> [DIRECTIVE] Copy each line below that includes "等号成立".

[Rows from a dataset]
━━━━━━

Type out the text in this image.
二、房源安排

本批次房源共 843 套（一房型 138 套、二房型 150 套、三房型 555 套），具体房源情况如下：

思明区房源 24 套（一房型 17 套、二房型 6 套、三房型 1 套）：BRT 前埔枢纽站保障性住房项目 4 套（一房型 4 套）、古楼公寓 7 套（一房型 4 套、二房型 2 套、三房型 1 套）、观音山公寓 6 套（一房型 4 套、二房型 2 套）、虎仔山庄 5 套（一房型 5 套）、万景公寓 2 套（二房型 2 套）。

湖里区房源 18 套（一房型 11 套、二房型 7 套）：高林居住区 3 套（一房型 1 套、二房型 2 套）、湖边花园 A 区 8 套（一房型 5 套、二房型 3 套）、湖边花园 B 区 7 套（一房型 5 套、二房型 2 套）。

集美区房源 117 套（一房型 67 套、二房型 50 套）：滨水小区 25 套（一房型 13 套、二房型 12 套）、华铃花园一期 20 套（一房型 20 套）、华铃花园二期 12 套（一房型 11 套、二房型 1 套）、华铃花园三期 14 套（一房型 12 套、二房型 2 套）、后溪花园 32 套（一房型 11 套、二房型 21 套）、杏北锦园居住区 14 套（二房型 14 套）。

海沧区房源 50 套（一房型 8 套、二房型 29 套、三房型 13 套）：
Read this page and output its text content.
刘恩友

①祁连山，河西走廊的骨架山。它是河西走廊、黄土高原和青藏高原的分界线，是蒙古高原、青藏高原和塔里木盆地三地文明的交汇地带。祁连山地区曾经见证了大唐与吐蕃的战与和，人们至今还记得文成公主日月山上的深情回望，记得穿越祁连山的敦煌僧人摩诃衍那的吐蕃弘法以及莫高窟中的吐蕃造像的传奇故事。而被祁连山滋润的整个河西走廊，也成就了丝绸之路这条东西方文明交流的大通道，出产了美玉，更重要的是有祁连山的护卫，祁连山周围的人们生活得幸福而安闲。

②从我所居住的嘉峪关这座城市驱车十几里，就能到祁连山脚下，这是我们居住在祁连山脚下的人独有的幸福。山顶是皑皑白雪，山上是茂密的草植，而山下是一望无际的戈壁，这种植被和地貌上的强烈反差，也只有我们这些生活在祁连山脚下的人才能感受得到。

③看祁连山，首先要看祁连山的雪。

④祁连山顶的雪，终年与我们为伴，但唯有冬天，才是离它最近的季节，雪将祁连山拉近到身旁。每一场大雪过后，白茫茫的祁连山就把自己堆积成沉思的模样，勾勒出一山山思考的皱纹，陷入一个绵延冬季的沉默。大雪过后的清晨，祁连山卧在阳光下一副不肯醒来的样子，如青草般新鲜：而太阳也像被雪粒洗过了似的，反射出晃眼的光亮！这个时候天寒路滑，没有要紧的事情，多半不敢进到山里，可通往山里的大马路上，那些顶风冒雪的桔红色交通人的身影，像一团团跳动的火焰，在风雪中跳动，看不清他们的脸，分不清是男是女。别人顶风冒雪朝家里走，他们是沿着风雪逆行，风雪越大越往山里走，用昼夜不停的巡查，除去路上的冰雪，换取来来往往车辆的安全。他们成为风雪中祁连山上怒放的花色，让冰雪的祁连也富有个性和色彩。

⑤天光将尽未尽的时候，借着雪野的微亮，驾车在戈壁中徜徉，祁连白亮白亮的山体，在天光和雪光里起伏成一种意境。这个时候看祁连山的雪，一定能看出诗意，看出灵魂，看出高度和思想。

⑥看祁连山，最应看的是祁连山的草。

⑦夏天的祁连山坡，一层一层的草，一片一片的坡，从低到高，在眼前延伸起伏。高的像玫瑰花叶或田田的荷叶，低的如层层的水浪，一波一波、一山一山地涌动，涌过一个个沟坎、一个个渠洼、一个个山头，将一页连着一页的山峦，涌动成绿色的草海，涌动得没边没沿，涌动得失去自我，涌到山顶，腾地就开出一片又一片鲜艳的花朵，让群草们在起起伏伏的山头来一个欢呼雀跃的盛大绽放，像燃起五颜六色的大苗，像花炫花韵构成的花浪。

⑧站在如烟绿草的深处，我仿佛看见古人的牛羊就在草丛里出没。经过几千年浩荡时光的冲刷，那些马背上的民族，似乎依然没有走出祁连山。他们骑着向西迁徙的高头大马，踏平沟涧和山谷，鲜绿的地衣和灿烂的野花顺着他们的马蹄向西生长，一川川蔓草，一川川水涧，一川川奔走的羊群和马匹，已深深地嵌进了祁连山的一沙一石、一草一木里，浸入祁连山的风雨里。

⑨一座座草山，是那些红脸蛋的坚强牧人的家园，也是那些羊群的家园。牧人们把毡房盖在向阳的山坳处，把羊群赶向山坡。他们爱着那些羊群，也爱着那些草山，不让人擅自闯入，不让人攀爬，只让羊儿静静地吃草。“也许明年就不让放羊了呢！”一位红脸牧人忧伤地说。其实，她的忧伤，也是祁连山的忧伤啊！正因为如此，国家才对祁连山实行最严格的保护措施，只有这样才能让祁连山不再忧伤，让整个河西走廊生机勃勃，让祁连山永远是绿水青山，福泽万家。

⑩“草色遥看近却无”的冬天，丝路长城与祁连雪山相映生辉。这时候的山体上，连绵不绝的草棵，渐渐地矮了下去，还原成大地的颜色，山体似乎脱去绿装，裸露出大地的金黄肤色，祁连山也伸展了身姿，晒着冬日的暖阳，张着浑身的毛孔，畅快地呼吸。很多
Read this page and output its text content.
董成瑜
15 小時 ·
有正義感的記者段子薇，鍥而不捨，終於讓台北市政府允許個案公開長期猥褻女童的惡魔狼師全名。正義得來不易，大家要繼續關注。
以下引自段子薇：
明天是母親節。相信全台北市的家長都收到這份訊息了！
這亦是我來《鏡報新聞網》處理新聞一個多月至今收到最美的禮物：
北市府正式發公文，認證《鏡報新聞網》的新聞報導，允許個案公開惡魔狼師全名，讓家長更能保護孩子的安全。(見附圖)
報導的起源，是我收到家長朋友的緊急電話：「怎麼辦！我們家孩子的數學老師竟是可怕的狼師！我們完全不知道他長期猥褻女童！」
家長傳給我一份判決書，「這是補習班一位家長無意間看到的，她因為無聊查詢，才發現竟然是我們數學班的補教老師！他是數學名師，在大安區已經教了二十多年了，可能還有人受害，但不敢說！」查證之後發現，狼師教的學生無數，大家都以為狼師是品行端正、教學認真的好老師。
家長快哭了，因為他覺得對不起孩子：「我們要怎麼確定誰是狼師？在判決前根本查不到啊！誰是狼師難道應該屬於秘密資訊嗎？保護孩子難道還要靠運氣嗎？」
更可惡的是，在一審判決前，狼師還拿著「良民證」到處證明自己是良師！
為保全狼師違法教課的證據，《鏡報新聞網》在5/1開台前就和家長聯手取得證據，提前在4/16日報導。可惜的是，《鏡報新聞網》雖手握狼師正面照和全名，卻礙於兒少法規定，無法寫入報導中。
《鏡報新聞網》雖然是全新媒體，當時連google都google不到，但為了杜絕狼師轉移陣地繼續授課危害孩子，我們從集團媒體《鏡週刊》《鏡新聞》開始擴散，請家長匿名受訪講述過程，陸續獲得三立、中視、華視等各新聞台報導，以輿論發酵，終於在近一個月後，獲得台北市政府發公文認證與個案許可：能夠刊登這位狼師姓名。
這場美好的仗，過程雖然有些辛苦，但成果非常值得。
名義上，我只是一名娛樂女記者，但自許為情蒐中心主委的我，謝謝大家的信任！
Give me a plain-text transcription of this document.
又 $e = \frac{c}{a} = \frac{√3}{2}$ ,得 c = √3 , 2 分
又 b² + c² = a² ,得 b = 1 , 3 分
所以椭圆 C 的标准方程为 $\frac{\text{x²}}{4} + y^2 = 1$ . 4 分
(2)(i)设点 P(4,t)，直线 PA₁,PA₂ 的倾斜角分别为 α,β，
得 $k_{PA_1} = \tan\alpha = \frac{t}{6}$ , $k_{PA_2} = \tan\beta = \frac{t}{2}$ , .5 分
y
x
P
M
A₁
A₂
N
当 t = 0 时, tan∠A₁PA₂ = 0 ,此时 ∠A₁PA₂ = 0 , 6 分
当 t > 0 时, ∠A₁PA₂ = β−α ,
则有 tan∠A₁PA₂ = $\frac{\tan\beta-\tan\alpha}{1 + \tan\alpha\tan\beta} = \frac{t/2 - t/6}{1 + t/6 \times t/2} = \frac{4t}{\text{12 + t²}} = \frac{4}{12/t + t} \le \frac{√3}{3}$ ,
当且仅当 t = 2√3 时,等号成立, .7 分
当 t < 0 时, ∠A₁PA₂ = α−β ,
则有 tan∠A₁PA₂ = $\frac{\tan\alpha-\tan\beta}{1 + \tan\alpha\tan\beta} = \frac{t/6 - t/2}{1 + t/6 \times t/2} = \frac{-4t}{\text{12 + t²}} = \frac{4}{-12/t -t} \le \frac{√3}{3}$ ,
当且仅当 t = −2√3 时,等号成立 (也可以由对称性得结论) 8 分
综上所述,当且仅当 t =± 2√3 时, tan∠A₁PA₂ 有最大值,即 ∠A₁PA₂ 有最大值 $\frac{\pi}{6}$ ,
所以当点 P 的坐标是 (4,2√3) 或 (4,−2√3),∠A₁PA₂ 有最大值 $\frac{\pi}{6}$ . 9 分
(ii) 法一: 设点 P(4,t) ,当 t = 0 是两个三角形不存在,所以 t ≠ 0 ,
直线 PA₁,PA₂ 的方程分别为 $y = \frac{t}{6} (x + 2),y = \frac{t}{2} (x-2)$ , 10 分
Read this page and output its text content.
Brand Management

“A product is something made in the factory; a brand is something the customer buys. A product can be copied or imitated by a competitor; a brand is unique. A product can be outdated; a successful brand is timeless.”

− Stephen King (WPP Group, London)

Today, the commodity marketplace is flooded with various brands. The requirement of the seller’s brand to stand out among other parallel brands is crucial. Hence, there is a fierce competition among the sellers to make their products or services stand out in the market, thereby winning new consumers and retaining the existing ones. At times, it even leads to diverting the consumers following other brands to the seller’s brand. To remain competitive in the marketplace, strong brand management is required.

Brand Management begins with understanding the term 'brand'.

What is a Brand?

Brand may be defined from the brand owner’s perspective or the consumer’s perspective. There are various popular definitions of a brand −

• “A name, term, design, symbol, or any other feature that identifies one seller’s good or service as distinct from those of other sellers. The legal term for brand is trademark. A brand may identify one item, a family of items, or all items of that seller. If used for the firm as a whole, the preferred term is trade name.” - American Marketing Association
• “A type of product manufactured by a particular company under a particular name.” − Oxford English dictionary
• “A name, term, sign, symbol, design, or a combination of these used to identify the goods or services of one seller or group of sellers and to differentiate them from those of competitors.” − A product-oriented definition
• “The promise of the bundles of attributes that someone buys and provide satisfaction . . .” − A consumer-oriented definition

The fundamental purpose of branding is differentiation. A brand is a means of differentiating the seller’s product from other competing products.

━━━━━━

> [OUTPUT BELOW]
当且仅当 t = 2√3 时,等号成立, .7 分
当且仅当 t = −2√3 时,等号成立 (也可以由对称性得结论) 8 分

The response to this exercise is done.